=== Task input ===
————

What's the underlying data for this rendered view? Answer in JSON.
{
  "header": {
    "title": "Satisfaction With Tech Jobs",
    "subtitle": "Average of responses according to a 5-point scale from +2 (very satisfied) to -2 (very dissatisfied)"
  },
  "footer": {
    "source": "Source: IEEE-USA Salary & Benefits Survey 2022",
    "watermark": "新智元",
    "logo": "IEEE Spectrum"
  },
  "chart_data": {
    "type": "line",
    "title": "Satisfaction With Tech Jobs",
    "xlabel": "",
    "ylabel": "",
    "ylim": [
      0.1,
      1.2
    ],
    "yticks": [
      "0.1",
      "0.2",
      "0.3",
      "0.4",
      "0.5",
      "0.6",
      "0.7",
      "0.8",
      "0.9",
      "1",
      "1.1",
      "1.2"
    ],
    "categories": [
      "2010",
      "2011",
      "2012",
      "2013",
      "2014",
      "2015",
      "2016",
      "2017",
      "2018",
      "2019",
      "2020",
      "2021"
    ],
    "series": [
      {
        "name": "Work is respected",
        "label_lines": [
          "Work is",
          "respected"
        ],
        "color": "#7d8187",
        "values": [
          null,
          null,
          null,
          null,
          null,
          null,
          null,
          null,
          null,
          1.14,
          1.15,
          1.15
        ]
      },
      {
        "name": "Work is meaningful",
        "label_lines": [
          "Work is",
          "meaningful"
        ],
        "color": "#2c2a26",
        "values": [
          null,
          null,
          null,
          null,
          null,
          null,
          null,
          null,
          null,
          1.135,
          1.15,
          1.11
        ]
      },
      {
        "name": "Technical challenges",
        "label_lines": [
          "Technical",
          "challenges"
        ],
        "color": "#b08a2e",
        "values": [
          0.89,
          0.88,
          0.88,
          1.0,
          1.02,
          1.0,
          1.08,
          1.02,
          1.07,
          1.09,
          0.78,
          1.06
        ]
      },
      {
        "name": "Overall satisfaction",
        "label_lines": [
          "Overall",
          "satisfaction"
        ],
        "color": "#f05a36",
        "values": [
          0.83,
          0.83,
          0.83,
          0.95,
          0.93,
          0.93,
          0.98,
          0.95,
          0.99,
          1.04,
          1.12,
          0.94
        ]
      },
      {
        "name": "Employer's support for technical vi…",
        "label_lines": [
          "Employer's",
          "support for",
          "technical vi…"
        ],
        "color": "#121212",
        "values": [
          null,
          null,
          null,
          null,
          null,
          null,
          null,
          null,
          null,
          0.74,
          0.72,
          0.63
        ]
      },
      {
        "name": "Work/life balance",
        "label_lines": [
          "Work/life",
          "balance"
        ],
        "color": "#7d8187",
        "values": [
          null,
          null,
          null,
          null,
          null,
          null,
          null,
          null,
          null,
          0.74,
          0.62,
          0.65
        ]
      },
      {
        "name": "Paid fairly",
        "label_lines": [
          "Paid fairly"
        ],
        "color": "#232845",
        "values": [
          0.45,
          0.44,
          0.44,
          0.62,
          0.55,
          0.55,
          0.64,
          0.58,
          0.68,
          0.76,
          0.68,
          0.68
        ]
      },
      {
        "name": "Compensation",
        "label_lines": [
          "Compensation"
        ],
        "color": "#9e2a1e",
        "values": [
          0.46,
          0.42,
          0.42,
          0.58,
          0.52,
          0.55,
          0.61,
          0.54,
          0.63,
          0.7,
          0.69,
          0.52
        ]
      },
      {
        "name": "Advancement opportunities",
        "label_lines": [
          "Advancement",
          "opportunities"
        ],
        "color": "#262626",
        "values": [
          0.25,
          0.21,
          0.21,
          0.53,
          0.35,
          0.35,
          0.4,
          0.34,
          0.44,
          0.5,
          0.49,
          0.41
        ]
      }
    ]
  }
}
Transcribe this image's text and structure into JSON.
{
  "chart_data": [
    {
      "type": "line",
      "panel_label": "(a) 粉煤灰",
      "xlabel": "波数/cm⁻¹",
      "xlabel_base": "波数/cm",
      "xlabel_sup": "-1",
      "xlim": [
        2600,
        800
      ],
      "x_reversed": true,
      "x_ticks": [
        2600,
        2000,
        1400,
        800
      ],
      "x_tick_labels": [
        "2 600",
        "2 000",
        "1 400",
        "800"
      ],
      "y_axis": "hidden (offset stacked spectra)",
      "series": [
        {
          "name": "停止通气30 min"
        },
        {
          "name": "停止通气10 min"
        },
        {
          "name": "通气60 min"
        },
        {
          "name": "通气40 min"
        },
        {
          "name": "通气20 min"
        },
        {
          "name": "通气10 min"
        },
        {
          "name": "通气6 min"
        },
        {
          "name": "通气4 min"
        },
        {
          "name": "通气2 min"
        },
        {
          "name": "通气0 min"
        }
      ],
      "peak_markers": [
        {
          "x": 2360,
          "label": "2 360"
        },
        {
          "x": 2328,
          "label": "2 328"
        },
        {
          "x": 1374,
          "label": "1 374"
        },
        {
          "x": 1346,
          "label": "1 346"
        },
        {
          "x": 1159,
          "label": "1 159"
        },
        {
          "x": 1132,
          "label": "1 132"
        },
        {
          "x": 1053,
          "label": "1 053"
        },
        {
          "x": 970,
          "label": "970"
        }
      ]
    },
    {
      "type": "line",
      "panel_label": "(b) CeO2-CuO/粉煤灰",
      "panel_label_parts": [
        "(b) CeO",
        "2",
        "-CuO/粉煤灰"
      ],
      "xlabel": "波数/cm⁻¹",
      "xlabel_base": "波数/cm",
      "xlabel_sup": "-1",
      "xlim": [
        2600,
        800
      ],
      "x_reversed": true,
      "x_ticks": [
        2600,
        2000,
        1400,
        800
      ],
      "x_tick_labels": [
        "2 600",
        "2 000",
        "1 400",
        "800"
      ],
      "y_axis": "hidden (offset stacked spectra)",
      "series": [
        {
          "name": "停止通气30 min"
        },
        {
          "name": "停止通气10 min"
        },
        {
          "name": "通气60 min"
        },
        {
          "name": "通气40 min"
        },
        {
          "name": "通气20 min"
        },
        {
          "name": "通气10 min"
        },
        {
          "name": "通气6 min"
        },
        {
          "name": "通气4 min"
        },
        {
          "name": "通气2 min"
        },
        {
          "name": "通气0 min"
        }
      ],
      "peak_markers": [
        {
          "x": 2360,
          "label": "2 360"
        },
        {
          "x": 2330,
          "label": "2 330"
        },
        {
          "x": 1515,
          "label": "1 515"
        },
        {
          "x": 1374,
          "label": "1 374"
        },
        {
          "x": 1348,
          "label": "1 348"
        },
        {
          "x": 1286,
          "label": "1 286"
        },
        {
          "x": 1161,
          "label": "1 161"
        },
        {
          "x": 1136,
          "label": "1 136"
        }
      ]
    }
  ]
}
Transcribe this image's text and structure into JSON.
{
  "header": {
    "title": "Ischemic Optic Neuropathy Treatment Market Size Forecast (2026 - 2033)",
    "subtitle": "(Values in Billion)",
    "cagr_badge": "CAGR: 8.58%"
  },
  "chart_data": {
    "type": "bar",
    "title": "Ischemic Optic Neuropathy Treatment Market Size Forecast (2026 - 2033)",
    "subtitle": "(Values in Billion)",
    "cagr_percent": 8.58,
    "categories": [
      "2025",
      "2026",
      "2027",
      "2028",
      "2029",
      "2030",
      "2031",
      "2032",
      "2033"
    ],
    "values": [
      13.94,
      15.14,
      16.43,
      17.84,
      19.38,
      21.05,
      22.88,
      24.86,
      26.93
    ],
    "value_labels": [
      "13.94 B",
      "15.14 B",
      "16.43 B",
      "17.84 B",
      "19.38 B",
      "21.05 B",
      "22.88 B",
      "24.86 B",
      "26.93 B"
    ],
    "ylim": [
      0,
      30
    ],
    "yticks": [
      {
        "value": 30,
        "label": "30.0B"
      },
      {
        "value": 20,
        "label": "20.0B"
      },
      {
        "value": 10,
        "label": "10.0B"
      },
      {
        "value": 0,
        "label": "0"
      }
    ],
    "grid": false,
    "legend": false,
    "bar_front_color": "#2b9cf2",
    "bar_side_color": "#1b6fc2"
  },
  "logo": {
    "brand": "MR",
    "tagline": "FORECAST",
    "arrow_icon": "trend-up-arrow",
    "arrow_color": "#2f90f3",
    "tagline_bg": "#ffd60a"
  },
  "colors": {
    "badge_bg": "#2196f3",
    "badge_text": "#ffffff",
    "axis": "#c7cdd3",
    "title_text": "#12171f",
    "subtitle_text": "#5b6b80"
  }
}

————

=== Task to complete ===
Within the entries above, how many lines contain "support"? Respond with the number only.

=== Exercise answer ===
2